[Collected data entries]
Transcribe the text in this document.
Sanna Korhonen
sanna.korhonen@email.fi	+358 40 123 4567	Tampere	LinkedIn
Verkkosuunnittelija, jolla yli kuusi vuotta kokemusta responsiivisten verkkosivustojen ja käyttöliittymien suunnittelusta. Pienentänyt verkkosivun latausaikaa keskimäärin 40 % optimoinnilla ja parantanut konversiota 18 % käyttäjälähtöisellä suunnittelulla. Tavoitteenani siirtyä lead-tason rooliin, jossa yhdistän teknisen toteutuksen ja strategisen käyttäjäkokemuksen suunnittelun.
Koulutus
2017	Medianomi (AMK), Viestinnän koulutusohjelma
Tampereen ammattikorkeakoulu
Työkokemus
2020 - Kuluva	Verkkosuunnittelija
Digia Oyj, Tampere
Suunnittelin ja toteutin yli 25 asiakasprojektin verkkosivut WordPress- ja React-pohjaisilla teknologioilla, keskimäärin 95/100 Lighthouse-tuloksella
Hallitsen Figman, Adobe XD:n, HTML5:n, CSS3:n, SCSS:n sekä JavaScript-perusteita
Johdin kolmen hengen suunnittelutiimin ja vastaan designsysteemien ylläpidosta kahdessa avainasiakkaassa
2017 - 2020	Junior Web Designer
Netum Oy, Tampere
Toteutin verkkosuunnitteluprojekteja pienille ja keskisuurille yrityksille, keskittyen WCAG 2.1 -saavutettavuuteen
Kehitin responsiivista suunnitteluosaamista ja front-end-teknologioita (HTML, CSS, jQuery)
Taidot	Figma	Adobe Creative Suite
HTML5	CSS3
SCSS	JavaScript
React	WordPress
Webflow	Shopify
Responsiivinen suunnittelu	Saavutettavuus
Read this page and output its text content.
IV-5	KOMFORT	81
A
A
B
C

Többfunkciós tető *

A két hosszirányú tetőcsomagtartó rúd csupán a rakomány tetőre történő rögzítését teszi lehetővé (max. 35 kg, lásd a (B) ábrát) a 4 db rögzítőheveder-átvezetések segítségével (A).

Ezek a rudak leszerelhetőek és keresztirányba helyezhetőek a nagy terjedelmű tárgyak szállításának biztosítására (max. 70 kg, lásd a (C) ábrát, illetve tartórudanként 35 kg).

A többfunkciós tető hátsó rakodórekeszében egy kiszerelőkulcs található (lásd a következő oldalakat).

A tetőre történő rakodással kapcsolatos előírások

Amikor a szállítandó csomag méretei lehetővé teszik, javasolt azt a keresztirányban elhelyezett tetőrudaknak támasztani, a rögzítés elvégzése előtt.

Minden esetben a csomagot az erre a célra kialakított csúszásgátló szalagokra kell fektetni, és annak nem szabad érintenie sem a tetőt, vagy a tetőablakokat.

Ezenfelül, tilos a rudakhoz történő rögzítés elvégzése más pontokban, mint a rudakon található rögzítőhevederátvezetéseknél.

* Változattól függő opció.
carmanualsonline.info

## [Task]
Copy out exactly the lines from the line with "Read this page and output its text content." to the end of the listing, including both of those lines, and give nothing else.

## [Full solution]
Read this page and output its text content.
IV-5	KOMFORT	81
A
A
B
C

Többfunkciós tető *

A két hosszirányú tetőcsomagtartó rúd csupán a rakomány tetőre történő rögzítését teszi lehetővé (max. 35 kg, lásd a (B) ábrát) a 4 db rögzítőheveder-átvezetések segítségével (A).

Ezek a rudak leszerelhetőek és keresztirányba helyezhetőek a nagy terjedelmű tárgyak szállításának biztosítására (max. 70 kg, lásd a (C) ábrát, illetve tartórudanként 35 kg).

A többfunkciós tető hátsó rakodórekeszében egy kiszerelőkulcs található (lásd a következő oldalakat).

A tetőre történő rakodással kapcsolatos előírások

Amikor a szállítandó csomag méretei lehetővé teszik, javasolt azt a keresztirányban elhelyezett tetőrudaknak támasztani, a rögzítés elvégzése előtt.

Minden esetben a csomagot az erre a célra kialakított csúszásgátló szalagokra kell fektetni, és annak nem szabad érintenie sem a tetőt, vagy a tetőablakokat.

Ezenfelül, tilos a rudakhoz történő rögzítés elvégzése más pontokban, mint a rudakon található rögzítőhevederátvezetéseknél.

* Változattól függő opció.
carmanualsonline.info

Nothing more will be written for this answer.